(Records excerpted from a collection)
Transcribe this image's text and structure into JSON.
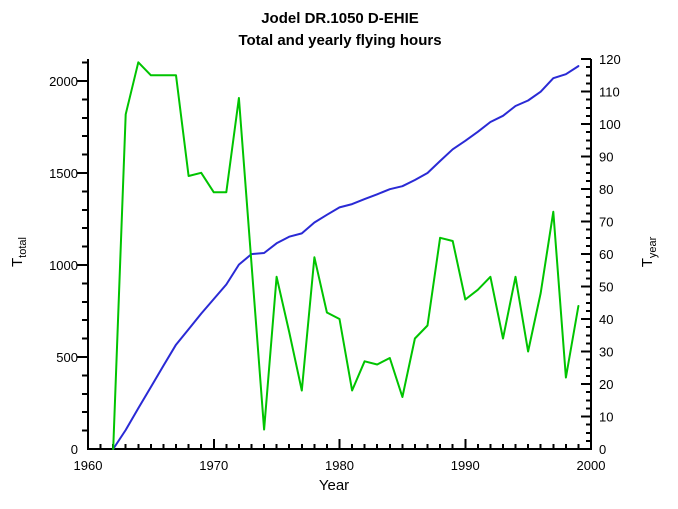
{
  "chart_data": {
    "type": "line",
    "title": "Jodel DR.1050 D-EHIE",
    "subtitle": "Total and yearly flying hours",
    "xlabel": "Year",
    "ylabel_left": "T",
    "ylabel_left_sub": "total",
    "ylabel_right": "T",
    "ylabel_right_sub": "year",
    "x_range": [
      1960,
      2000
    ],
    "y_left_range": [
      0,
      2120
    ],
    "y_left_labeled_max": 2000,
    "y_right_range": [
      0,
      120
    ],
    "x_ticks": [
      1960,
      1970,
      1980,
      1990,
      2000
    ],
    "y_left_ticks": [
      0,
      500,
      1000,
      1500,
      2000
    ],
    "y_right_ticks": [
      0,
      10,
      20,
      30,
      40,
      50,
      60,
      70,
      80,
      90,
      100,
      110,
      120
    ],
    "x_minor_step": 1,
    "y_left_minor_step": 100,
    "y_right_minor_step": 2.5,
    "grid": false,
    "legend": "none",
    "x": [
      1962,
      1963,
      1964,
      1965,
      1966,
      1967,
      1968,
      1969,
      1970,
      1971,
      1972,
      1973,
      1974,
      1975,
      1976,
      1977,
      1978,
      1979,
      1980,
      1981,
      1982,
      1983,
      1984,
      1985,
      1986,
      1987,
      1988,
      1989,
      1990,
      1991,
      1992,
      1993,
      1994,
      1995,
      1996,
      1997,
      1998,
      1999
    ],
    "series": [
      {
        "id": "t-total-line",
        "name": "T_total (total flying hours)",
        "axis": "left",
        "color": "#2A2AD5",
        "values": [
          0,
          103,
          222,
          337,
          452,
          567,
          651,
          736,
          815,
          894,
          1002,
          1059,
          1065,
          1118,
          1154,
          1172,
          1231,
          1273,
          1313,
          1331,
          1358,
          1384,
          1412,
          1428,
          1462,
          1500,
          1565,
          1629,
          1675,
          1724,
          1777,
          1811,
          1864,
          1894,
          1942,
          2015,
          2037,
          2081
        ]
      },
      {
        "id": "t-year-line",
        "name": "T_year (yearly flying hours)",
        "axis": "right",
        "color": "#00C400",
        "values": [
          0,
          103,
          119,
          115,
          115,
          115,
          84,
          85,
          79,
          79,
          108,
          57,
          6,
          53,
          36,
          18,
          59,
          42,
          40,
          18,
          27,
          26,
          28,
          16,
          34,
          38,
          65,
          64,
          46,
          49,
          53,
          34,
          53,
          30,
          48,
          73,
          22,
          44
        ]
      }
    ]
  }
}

==

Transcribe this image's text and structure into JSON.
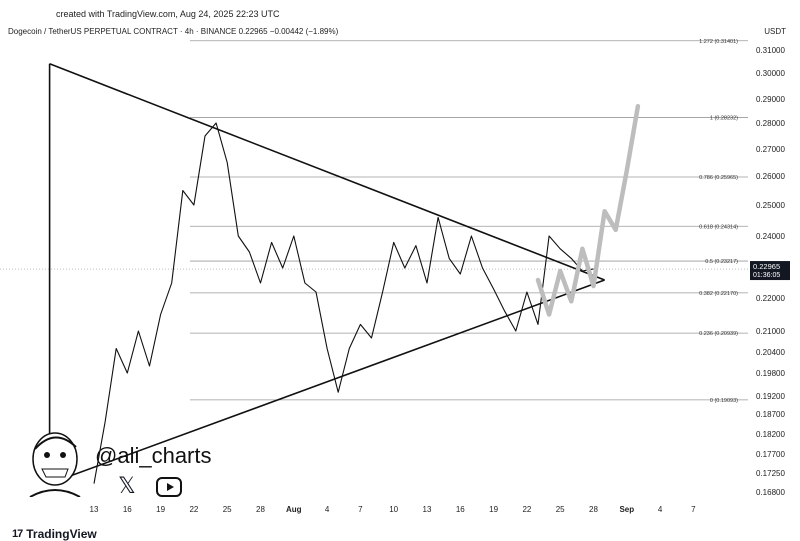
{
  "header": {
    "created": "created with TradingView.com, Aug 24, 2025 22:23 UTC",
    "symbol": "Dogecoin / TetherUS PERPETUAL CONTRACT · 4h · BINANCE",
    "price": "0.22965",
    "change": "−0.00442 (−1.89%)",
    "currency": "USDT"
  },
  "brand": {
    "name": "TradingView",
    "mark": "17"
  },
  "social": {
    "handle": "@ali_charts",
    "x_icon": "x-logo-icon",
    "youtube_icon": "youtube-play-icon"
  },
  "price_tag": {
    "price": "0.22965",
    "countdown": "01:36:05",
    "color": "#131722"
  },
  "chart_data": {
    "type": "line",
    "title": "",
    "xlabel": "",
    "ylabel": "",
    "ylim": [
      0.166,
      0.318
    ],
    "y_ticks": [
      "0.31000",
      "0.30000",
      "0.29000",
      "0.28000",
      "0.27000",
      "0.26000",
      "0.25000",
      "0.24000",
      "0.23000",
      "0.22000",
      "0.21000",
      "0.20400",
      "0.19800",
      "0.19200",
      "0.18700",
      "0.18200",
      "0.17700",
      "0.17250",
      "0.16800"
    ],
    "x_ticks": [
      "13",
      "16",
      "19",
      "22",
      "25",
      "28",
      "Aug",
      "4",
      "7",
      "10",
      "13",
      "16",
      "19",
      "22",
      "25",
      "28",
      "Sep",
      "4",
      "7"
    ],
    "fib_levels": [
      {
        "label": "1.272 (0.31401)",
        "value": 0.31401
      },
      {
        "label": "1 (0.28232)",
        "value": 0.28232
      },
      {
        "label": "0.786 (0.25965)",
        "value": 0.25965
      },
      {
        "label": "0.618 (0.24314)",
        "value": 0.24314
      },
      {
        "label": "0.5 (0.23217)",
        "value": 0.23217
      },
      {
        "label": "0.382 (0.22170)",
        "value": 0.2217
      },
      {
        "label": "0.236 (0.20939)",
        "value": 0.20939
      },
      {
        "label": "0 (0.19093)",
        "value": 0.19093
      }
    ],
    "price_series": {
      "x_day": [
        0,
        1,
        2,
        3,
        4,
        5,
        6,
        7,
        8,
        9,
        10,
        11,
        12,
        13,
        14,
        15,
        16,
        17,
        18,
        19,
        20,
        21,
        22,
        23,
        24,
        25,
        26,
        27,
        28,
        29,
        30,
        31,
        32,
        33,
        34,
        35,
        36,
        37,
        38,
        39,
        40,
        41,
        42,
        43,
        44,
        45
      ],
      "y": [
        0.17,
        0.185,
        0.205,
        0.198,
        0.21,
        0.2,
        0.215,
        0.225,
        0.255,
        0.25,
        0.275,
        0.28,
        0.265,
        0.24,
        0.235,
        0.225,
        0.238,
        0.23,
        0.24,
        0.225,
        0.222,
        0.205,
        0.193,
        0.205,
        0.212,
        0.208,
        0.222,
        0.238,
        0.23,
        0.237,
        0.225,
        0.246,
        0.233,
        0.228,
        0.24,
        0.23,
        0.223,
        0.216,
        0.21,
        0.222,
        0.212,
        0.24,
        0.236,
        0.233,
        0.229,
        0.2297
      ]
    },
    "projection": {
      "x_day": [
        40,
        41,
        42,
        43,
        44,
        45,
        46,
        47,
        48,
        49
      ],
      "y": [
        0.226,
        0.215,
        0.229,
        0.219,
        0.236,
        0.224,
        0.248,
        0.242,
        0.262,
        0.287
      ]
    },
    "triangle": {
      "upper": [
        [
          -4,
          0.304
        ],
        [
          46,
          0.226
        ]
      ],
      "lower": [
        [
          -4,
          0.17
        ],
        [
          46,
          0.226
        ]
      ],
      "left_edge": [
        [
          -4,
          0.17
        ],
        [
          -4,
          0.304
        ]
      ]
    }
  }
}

...

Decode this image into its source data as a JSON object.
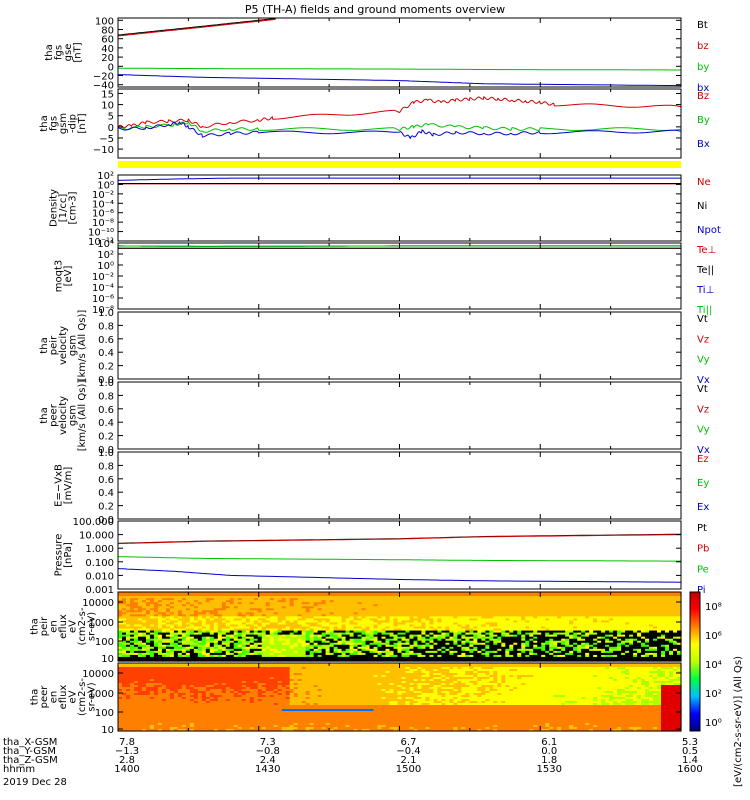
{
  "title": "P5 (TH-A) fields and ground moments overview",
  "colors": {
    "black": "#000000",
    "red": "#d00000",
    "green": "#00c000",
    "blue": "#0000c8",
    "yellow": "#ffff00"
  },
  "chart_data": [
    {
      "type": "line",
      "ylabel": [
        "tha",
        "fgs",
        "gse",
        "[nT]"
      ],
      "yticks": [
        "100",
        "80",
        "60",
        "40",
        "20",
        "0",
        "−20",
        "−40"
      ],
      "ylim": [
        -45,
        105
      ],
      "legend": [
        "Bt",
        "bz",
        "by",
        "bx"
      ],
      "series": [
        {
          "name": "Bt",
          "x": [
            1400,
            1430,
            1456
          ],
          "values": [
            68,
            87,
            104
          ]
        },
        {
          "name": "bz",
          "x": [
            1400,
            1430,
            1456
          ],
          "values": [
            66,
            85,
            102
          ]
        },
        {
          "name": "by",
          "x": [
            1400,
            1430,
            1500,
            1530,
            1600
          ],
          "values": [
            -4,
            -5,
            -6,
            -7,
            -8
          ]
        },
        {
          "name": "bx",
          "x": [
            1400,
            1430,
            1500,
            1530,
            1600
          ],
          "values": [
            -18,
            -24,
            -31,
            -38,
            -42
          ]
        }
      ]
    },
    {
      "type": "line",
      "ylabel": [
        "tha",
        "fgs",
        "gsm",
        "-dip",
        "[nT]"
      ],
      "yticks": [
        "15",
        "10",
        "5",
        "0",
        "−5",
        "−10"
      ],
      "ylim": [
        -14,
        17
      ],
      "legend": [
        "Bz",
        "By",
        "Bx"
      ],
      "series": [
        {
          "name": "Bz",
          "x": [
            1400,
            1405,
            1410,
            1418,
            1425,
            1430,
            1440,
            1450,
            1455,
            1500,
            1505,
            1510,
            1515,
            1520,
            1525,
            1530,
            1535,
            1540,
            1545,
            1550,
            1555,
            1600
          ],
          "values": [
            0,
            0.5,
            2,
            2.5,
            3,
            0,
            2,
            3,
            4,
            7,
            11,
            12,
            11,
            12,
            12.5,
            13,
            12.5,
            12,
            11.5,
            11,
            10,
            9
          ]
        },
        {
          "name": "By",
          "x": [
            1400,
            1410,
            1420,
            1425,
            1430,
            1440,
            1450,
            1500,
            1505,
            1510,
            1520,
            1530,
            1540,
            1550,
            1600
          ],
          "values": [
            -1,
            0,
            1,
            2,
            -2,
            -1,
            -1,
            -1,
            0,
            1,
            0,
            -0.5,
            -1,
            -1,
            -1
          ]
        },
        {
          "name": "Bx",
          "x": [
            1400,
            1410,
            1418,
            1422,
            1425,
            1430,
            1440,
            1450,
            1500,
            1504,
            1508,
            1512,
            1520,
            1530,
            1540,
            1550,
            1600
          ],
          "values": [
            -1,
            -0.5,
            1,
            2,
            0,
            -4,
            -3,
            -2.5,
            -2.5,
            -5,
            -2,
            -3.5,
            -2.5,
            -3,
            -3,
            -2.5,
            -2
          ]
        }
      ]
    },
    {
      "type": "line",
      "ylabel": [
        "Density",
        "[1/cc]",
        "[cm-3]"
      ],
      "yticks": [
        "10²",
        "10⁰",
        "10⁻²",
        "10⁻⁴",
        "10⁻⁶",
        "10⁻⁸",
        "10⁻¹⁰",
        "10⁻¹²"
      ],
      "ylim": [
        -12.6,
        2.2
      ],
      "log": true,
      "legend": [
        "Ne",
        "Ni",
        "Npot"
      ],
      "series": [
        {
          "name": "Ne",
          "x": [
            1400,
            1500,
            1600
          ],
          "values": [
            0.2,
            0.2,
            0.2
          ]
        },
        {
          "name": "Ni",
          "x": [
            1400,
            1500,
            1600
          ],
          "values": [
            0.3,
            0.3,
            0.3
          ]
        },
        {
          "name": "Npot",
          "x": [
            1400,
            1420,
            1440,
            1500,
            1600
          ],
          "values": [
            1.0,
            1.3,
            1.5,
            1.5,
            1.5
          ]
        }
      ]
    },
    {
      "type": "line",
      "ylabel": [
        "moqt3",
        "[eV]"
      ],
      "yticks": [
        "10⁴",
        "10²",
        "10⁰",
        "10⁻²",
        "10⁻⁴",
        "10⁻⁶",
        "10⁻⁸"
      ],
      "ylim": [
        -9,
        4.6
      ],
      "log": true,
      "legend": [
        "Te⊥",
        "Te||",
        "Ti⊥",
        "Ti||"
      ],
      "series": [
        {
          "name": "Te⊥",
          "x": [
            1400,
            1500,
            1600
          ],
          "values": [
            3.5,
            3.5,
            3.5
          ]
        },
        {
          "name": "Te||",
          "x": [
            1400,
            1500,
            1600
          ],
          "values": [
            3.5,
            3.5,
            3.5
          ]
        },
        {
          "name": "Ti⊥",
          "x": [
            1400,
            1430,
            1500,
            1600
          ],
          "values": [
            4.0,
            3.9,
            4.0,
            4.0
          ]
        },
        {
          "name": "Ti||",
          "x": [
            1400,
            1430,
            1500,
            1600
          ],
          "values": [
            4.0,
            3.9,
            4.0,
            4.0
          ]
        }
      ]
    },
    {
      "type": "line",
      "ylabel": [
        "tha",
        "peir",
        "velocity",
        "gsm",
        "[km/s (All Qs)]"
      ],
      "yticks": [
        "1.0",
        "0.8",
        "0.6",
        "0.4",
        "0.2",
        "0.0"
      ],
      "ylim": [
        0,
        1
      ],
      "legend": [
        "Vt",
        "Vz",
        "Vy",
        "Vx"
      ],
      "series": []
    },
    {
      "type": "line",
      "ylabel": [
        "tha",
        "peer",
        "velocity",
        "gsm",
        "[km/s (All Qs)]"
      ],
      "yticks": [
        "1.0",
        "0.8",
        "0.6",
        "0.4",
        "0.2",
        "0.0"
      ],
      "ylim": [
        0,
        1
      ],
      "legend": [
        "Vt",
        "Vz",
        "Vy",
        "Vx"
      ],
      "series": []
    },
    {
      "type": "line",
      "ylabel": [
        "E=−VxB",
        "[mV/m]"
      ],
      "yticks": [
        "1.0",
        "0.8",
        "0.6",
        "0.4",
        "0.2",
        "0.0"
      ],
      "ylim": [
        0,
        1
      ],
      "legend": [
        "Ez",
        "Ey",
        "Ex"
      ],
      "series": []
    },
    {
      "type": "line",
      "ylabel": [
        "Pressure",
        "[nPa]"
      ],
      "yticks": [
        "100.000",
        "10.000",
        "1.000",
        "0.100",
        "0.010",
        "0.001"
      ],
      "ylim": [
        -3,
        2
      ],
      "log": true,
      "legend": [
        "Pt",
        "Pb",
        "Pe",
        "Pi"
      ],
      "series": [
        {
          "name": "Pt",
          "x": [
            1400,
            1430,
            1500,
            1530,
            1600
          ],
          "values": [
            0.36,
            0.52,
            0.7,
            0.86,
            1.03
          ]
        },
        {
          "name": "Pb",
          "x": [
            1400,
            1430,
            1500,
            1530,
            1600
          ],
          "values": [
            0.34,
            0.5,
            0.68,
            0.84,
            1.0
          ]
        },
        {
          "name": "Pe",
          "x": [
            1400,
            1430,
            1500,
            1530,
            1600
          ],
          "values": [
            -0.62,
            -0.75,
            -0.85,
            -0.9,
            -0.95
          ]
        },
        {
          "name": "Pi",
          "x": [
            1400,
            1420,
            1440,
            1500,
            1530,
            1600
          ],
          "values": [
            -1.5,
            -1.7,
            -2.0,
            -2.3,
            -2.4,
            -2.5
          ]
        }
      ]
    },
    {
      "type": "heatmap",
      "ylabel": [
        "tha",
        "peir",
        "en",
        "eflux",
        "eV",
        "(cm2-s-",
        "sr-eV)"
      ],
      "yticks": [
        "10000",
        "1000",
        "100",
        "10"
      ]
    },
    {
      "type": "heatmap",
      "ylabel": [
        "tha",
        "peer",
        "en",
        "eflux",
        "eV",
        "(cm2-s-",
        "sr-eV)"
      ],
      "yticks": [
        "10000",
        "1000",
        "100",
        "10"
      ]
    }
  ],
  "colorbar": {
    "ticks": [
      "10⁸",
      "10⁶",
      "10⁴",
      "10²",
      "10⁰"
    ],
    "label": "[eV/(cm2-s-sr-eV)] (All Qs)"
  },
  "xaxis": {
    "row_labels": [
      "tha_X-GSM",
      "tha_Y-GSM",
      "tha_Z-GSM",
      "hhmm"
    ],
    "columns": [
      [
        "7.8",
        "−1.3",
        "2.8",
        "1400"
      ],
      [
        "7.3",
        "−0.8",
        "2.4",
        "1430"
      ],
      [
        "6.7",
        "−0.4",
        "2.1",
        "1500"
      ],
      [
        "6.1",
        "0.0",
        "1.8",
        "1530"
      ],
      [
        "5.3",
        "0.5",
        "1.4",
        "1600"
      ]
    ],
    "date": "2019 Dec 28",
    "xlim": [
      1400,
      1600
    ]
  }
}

▶ _TASK INSTRUCTIONS_
Write out every line of the listing that holds the word "TradingView".

▶ _TASK ANSWER_
    "created": "created with TradingView.com, Aug 24, 2025 22:23 UTC",
    "name": "TradingView",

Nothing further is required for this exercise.